▶ _Recorded data_:
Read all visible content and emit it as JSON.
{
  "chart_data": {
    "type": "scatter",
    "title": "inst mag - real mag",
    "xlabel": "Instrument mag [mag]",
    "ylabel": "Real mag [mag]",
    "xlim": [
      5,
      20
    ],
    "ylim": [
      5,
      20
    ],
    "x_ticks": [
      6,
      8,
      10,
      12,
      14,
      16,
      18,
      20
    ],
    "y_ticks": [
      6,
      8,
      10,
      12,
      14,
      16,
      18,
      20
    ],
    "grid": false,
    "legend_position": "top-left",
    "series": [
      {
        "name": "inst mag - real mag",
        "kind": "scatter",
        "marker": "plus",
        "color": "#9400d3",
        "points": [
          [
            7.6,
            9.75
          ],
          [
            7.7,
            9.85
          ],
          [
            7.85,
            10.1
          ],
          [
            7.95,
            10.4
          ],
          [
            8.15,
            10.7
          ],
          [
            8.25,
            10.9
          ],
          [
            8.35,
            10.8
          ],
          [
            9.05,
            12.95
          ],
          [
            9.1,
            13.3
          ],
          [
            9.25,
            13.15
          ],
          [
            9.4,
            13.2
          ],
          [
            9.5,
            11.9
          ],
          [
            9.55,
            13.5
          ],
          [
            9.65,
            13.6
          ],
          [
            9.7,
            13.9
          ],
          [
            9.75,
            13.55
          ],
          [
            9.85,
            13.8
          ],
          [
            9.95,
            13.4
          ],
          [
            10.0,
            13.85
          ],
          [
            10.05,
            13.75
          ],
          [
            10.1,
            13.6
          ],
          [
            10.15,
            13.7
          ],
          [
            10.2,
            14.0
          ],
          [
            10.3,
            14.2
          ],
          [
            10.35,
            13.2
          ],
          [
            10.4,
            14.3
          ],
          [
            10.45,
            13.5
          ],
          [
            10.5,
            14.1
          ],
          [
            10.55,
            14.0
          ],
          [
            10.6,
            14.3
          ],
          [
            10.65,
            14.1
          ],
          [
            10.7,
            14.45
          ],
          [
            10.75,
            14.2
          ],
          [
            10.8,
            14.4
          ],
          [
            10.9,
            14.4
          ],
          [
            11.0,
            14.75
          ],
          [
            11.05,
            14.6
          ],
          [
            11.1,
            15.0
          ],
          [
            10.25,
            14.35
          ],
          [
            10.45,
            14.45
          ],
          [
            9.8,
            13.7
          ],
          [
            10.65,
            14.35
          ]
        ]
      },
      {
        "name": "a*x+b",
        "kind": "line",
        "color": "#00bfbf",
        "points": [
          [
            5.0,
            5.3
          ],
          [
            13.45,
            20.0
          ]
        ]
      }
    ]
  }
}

▶ _Written instruction_:
Extract all of the data shown above without alteration.

▶ _Answer below_:
Read all visible content and emit it as JSON.
{
  "chart_data": {
    "type": "scatter",
    "title": "inst mag - real mag",
    "xlabel": "Instrument mag [mag]",
    "ylabel": "Real mag [mag]",
    "xlim": [
      5,
      20
    ],
    "ylim": [
      5,
      20
    ],
    "x_ticks": [
      6,
      8,
      10,
      12,
      14,
      16,
      18,
      20
    ],
    "y_ticks": [
      6,
      8,
      10,
      12,
      14,
      16,
      18,
      20
    ],
    "grid": false,
    "legend_position": "top-left",
    "series": [
      {
        "name": "inst mag - real mag",
        "kind": "scatter",
        "marker": "plus",
        "color": "#9400d3",
        "points": [
          [
            7.6,
            9.75
          ],
          [
            7.7,
            9.85
          ],
          [
            7.85,
            10.1
          ],
          [
            7.95,
            10.4
          ],
          [
            8.15,
            10.7
          ],
          [
            8.25,
            10.9
          ],
          [
            8.35,
            10.8
          ],
          [
            9.05,
            12.95
          ],
          [
            9.1,
            13.3
          ],
          [
            9.25,
            13.15
          ],
          [
            9.4,
            13.2
          ],
          [
            9.5,
            11.9
          ],
          [
            9.55,
            13.5
          ],
          [
            9.65,
            13.6
          ],
          [
            9.7,
            13.9
          ],
          [
            9.75,
            13.55
          ],
          [
            9.85,
            13.8
          ],
          [
            9.95,
            13.4
          ],
          [
            10.0,
            13.85
          ],
          [
            10.05,
            13.75
          ],
          [
            10.1,
            13.6
          ],
          [
            10.15,
            13.7
          ],
          [
            10.2,
            14.0
          ],
          [
            10.3,
            14.2
          ],
          [
            10.35,
            13.2
          ],
          [
            10.4,
            14.3
          ],
          [
            10.45,
            13.5
          ],
          [
            10.5,
            14.1
          ],
          [
            10.55,
            14.0
          ],
          [
            10.6,
            14.3
          ],
          [
            10.65,
            14.1
          ],
          [
            10.7,
            14.45
          ],
          [
            10.75,
            14.2
          ],
          [
            10.8,
            14.4
          ],
          [
            10.9,
            14.4
          ],
          [
            11.0,
            14.75
          ],
          [
            11.05,
            14.6
          ],
          [
            11.1,
            15.0
          ],
          [
            10.25,
            14.35
          ],
          [
            10.45,
            14.45
          ],
          [
            9.8,
            13.7
          ],
          [
            10.65,
            14.35
          ]
        ]
      },
      {
        "name": "a*x+b",
        "kind": "line",
        "color": "#00bfbf",
        "points": [
          [
            5.0,
            5.3
          ],
          [
            13.45,
            20.0
          ]
        ]
      }
    ]
  }
}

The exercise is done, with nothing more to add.